** Work to complete **
Your task is to restate the data word for word.

----------------

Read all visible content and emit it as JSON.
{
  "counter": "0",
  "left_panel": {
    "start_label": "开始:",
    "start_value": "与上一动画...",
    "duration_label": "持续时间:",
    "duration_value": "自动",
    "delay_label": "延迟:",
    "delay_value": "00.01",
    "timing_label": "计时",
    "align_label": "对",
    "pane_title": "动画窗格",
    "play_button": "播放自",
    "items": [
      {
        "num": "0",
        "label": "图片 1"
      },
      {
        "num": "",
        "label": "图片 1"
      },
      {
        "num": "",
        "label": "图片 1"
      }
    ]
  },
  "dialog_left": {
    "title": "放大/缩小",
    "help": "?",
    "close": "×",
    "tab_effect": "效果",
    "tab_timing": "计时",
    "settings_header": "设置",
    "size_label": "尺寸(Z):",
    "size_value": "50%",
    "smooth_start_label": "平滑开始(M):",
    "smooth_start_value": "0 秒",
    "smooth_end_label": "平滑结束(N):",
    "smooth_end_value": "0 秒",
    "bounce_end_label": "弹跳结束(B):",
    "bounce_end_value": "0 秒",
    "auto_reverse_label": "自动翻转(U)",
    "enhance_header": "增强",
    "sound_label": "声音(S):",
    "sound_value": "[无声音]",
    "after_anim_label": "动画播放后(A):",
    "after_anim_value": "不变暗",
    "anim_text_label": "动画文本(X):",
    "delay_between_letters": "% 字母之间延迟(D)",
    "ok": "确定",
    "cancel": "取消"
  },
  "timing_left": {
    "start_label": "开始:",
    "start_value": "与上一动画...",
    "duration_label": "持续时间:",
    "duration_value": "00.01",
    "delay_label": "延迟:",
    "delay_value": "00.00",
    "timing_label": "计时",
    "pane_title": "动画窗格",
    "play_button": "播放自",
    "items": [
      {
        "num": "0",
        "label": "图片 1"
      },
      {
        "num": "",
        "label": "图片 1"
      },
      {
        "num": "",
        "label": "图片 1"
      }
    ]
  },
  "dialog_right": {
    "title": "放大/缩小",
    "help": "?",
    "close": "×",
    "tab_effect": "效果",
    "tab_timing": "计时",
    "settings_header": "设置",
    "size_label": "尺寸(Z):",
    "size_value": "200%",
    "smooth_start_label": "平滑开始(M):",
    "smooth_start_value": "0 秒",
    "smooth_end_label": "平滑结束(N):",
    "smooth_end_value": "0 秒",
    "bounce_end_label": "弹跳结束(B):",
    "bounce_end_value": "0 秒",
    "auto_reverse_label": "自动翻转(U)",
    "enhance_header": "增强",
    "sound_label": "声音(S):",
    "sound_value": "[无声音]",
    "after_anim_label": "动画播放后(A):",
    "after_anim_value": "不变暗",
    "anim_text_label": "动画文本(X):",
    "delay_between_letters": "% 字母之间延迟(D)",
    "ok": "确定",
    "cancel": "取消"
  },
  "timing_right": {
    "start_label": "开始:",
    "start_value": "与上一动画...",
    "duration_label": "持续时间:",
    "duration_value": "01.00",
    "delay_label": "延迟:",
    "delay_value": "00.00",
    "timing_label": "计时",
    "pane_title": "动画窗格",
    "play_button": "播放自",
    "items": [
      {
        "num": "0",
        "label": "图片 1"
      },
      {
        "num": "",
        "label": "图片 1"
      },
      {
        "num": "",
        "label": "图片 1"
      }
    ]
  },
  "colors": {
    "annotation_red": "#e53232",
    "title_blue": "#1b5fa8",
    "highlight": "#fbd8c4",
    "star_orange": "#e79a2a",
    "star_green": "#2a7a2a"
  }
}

----------------

** Result of this task **
Read all visible content and emit it as JSON.
{
  "counter": "0",
  "left_panel": {
    "start_label": "开始:",
    "start_value": "与上一动画...",
    "duration_label": "持续时间:",
    "duration_value": "自动",
    "delay_label": "延迟:",
    "delay_value": "00.01",
    "timing_label": "计时",
    "align_label": "对",
    "pane_title": "动画窗格",
    "play_button": "播放自",
    "items": [
      {
        "num": "0",
        "label": "图片 1"
      },
      {
        "num": "",
        "label": "图片 1"
      },
      {
        "num": "",
        "label": "图片 1"
      }
    ]
  },
  "dialog_left": {
    "title": "放大/缩小",
    "help": "?",
    "close": "×",
    "tab_effect": "效果",
    "tab_timing": "计时",
    "settings_header": "设置",
    "size_label": "尺寸(Z):",
    "size_value": "50%",
    "smooth_start_label": "平滑开始(M):",
    "smooth_start_value": "0 秒",
    "smooth_end_label": "平滑结束(N):",
    "smooth_end_value": "0 秒",
    "bounce_end_label": "弹跳结束(B):",
    "bounce_end_value": "0 秒",
    "auto_reverse_label": "自动翻转(U)",
    "enhance_header": "增强",
    "sound_label": "声音(S):",
    "sound_value": "[无声音]",
    "after_anim_label": "动画播放后(A):",
    "after_anim_value": "不变暗",
    "anim_text_label": "动画文本(X):",
    "delay_between_letters": "% 字母之间延迟(D)",
    "ok": "确定",
    "cancel": "取消"
  },
  "timing_left": {
    "start_label": "开始:",
    "start_value": "与上一动画...",
    "duration_label": "持续时间:",
    "duration_value": "00.01",
    "delay_label": "延迟:",
    "delay_value": "00.00",
    "timing_label": "计时",
    "pane_title": "动画窗格",
    "play_button": "播放自",
    "items": [
      {
        "num": "0",
        "label": "图片 1"
      },
      {
        "num": "",
        "label": "图片 1"
      },
      {
        "num": "",
        "label": "图片 1"
      }
    ]
  },
  "dialog_right": {
    "title": "放大/缩小",
    "help": "?",
    "close": "×",
    "tab_effect": "效果",
    "tab_timing": "计时",
    "settings_header": "设置",
    "size_label": "尺寸(Z):",
    "size_value": "200%",
    "smooth_start_label": "平滑开始(M):",
    "smooth_start_value": "0 秒",
    "smooth_end_label": "平滑结束(N):",
    "smooth_end_value": "0 秒",
    "bounce_end_label": "弹跳结束(B):",
    "bounce_end_value": "0 秒",
    "auto_reverse_label": "自动翻转(U)",
    "enhance_header": "增强",
    "sound_label": "声音(S):",
    "sound_value": "[无声音]",
    "after_anim_label": "动画播放后(A):",
    "after_anim_value": "不变暗",
    "anim_text_label": "动画文本(X):",
    "delay_between_letters": "% 字母之间延迟(D)",
    "ok": "确定",
    "cancel": "取消"
  },
  "timing_right": {
    "start_label": "开始:",
    "start_value": "与上一动画...",
    "duration_label": "持续时间:",
    "duration_value": "01.00",
    "delay_label": "延迟:",
    "delay_value": "00.00",
    "timing_label": "计时",
    "pane_title": "动画窗格",
    "play_button": "播放自",
    "items": [
      {
        "num": "0",
        "label": "图片 1"
      },
      {
        "num": "",
        "label": "图片 1"
      },
      {
        "num": "",
        "label": "图片 1"
      }
    ]
  },
  "colors": {
    "annotation_red": "#e53232",
    "title_blue": "#1b5fa8",
    "highlight": "#fbd8c4",
    "star_orange": "#e79a2a",
    "star_green": "#2a7a2a"
  }
}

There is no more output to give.